The request
Find the word "情系中秋节" in the material below and gather every line that contains it.

Extracted records
○ ○ ○ ○ ○ ○ ○
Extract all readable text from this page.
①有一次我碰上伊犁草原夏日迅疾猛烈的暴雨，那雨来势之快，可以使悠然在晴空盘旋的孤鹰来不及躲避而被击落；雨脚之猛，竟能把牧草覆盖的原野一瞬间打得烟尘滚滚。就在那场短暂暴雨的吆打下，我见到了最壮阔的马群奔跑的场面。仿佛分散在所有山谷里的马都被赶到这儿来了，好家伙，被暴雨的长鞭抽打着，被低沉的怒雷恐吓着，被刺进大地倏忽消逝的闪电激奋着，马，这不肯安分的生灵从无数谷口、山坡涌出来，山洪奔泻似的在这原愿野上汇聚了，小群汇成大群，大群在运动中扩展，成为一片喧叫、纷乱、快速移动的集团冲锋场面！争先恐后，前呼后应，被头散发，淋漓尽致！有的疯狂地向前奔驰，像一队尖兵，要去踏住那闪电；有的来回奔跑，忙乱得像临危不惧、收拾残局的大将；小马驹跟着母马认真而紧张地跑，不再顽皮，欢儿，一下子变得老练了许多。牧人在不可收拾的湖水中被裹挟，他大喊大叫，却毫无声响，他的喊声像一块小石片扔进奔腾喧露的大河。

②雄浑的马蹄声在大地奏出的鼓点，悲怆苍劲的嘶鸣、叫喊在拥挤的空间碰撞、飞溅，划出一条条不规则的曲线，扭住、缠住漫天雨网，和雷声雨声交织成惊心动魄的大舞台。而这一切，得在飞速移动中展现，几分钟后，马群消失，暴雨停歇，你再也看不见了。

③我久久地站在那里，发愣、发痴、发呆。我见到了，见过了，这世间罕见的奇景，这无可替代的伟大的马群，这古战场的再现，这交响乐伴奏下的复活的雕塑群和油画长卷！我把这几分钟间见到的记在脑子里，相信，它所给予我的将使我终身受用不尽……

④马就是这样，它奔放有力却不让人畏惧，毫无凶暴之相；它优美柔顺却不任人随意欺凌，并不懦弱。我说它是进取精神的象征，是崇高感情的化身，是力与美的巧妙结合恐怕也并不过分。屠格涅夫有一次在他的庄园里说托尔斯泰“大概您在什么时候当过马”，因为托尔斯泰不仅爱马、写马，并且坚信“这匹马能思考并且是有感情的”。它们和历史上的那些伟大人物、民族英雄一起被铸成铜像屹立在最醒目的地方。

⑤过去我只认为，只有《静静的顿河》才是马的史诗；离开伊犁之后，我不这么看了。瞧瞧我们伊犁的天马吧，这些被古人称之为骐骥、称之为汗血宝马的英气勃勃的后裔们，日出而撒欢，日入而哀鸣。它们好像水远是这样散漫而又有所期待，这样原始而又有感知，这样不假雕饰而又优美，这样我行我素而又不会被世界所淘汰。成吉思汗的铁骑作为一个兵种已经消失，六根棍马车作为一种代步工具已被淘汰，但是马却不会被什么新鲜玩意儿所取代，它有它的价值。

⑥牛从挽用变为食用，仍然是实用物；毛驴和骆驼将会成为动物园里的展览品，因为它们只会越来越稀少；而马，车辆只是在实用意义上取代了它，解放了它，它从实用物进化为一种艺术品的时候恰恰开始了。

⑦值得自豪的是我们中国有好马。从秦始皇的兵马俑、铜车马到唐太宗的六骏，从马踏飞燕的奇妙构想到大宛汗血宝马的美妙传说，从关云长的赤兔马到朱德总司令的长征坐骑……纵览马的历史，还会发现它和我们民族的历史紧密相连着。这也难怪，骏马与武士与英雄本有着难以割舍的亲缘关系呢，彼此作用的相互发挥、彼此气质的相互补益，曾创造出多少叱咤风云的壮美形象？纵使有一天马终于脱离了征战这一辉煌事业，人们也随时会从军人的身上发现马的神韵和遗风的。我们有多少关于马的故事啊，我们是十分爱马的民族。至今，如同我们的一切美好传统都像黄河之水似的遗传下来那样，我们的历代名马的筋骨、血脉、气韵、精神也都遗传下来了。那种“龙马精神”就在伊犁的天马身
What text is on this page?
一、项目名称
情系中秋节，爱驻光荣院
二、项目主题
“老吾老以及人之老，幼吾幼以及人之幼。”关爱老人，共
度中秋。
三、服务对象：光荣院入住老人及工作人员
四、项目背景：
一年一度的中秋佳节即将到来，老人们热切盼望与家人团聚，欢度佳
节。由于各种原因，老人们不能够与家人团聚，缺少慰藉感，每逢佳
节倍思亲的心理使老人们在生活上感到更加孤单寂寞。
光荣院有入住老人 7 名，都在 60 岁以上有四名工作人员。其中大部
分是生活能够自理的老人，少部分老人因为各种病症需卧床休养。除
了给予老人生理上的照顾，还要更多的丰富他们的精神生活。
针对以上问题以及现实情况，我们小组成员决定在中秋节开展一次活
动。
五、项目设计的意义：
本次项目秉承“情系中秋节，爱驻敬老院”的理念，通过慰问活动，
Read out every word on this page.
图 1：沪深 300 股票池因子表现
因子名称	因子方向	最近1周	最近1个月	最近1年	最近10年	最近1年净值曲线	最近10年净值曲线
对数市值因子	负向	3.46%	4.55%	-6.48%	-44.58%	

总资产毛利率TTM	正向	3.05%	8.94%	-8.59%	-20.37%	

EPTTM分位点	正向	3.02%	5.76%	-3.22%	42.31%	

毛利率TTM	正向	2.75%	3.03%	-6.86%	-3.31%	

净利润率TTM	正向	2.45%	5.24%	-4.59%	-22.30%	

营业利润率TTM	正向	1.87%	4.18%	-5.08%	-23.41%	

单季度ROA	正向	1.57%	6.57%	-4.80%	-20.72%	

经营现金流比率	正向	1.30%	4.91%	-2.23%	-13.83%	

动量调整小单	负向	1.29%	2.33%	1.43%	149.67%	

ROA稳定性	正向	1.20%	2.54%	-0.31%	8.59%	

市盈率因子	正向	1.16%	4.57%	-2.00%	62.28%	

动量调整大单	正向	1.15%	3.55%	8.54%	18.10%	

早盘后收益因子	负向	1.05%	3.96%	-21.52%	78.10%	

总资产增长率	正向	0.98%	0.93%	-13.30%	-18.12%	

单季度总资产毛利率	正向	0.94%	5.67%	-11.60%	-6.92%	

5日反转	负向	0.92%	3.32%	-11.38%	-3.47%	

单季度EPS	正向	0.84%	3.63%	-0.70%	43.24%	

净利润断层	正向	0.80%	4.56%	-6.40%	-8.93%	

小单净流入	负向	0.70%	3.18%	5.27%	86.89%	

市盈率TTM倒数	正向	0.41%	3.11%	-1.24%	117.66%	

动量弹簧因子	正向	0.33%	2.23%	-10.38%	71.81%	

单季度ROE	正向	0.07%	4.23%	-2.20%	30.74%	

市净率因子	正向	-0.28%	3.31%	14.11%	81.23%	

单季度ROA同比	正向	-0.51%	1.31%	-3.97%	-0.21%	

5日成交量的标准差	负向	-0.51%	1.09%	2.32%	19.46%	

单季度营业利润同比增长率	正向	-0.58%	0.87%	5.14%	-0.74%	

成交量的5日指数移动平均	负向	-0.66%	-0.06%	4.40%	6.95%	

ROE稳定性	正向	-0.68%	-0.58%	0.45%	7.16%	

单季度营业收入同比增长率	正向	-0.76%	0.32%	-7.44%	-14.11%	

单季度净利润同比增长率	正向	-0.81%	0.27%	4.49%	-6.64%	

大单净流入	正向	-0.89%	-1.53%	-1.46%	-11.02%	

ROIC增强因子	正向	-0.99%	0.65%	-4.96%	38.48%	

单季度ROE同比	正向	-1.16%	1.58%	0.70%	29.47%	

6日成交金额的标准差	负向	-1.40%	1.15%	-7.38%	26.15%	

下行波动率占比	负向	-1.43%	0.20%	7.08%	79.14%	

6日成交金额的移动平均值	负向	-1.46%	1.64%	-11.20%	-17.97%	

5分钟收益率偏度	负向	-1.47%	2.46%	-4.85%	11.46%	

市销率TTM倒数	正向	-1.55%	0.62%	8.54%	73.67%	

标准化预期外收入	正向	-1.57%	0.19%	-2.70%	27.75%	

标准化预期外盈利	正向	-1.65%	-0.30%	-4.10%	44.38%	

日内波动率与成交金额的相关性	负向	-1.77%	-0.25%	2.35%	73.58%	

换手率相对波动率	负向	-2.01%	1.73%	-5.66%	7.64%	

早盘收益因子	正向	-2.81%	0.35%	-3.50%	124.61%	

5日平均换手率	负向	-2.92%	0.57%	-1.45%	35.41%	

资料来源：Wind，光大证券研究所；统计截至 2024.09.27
○ ○ ○ ○ ○ ○ ○
Completed exercise
情系中秋节，爱驻光荣院
本次项目秉承“情系中秋节，爱驻敬老院”的理念，通过慰问活动，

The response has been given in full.